▸ TO DO: Your task is to repeat all of the data exactly while excluding the pictures.

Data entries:
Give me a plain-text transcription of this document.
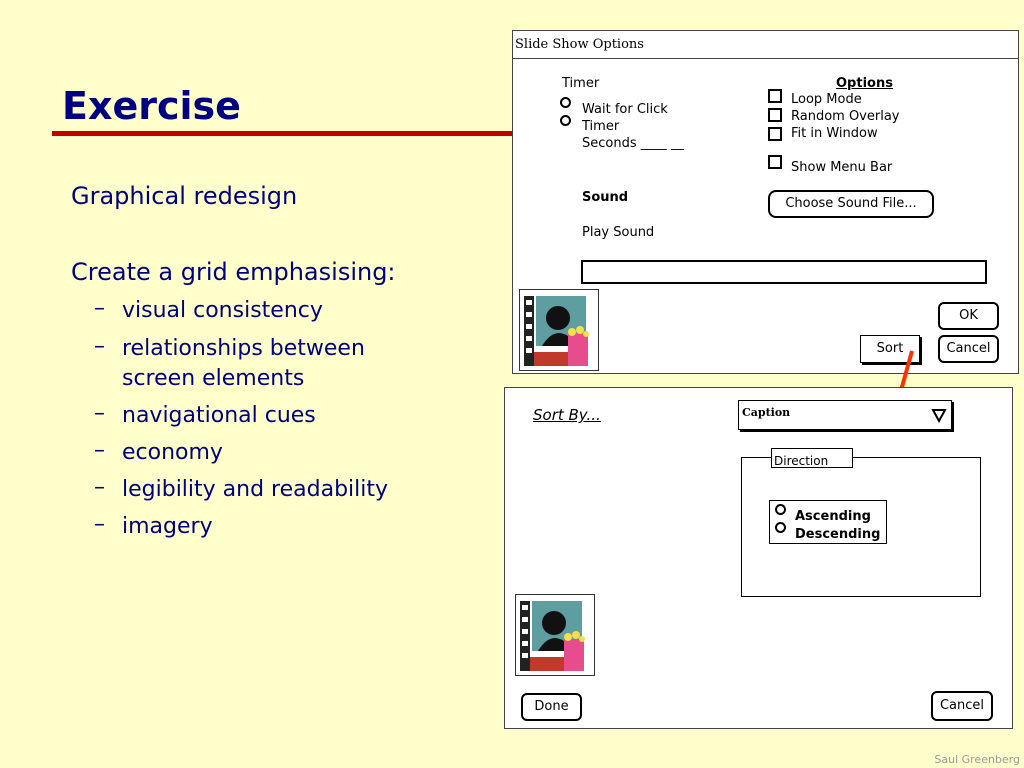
Exercise
Graphical redesign
Create a grid emphasising:
– visual consistency
– relationships between
screen elements
– navigational cues
– economy
– legibility and readability
– imagery
Slide Show Options
Timer
Wait for Click
Timer
Seconds ____ __
Options
Loop Mode
Random Overlay
Fit in Window
Show Menu Bar
Sound	Choose Sound File...
Play Sound
OK
Sort	Cancel
Sort By...	Caption
Direction
Ascending
Descending
Done	Cancel
Saul Greenberg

▸ CORRECT RESULT:
Give me a plain-text transcription of this document.
Exercise
Graphical redesign
Create a grid emphasising:
– visual consistency
– relationships between
screen elements
– navigational cues
– economy
– legibility and readability
– imagery
Slide Show Options
Timer
Wait for Click
Timer
Seconds ____ __
Options
Loop Mode
Random Overlay
Fit in Window
Show Menu Bar
Sound	Choose Sound File...
Play Sound
OK
Sort	Cancel
Sort By...	Caption
Direction
Ascending
Descending
Done	Cancel
Saul Greenberg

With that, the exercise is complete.